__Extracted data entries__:
__________________________________________________

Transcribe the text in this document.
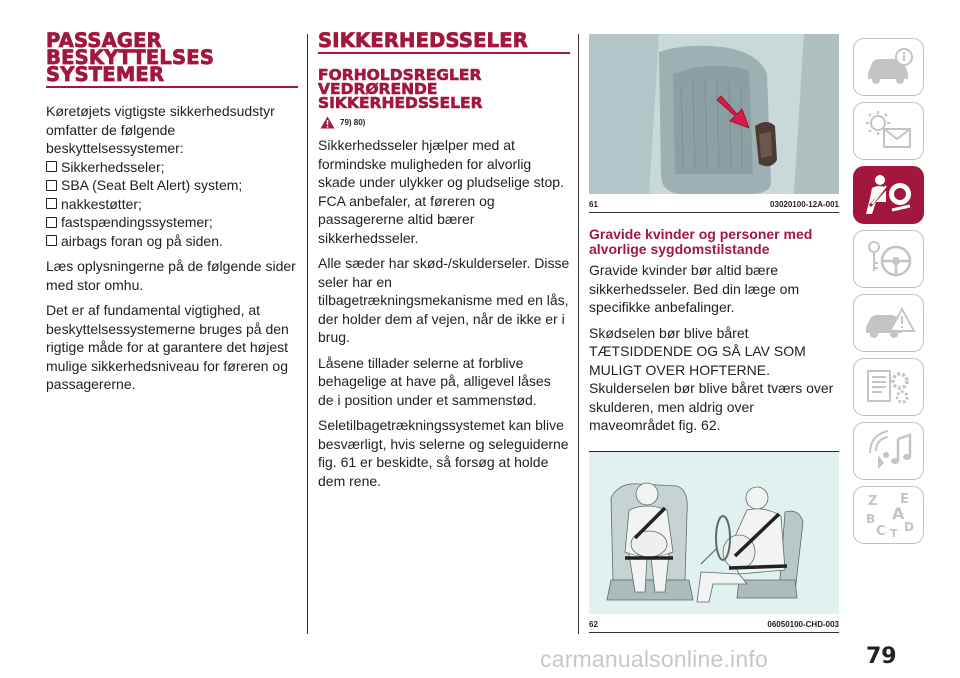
PASSAGER BESKYTTELSES SYSTEMER

Køretøjets vigtigste sikkerhedsudstyr omfatter de følgende beskyttelsessystemer:

Sikkerhedsseler;
SBA (Seat Belt Alert) system;
nakkestøtter;
fastspændingssystemer;
airbags foran og på siden.

Læs oplysningerne på de følgende sider med stor omhu.

Det er af fundamental vigtighed, at beskyttelsessystemerne bruges på den rigtige måde for at garantere det højest mulige sikkerhedsniveau for føreren og passagererne.

SIKKERHEDSSELER
FORHOLDSREGLER VEDRØRENDE SIKKERHEDSSELER
79) 80)

Sikkerhedsseler hjælper med at formindske muligheden for alvorlig skade under ulykker og pludselige stop. FCA anbefaler, at føreren og passagererne altid bærer sikkerhedsseler.

Alle sæder har skød-/skulderseler. Disse seler har en tilbagetrækningsmekanisme med en lås, der holder dem af vejen, når de ikke er i brug.

Låsene tillader selerne at forblive behagelige at have på, alligevel låses de i position under et sammenstød.

Seletilbagetrækningssystemet kan blive besværligt, hvis selerne og seleguiderne fig. 61 er beskidte, så forsøg at holde dem rene.

61	03020100-12A-001
Gravide kvinder og personer med alvorlige sygdomstilstande

Gravide kvinder bør altid bære sikkerhedsseler. Bed din læge om specifikke anbefalinger.

Skødselen bør blive båret TÆTSIDDENDE OG SÅ LAV SOM MULIGT OVER HOFTERNE. Skulderselen bør blive båret tværs over skulderen, men aldrig over maveområdet fig. 62.

62	06050100-CHD-003
Z E
A
B
C D
T
carmanualsonline.info	79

__________________________________________________

__THE EXERCISE__: Every line above should be returned word for word, with the pictures left behind.

__FINISHED TASK__:
Transcribe the text in this document.
PASSAGER BESKYTTELSES SYSTEMER

Køretøjets vigtigste sikkerhedsudstyr omfatter de følgende beskyttelsessystemer:

Sikkerhedsseler;
SBA (Seat Belt Alert) system;
nakkestøtter;
fastspændingssystemer;
airbags foran og på siden.

Læs oplysningerne på de følgende sider med stor omhu.

Det er af fundamental vigtighed, at beskyttelsessystemerne bruges på den rigtige måde for at garantere det højest mulige sikkerhedsniveau for føreren og passagererne.

SIKKERHEDSSELER
FORHOLDSREGLER VEDRØRENDE SIKKERHEDSSELER
79) 80)

Sikkerhedsseler hjælper med at formindske muligheden for alvorlig skade under ulykker og pludselige stop. FCA anbefaler, at føreren og passagererne altid bærer sikkerhedsseler.

Alle sæder har skød-/skulderseler. Disse seler har en tilbagetrækningsmekanisme med en lås, der holder dem af vejen, når de ikke er i brug.

Låsene tillader selerne at forblive behagelige at have på, alligevel låses de i position under et sammenstød.

Seletilbagetrækningssystemet kan blive besværligt, hvis selerne og seleguiderne fig. 61 er beskidte, så forsøg at holde dem rene.

61	03020100-12A-001
Gravide kvinder og personer med alvorlige sygdomstilstande

Gravide kvinder bør altid bære sikkerhedsseler. Bed din læge om specifikke anbefalinger.

Skødselen bør blive båret TÆTSIDDENDE OG SÅ LAV SOM MULIGT OVER HOFTERNE. Skulderselen bør blive båret tværs over skulderen, men aldrig over maveområdet fig. 62.

62	06050100-CHD-003
Z E
A
B
C D
T
carmanualsonline.info	79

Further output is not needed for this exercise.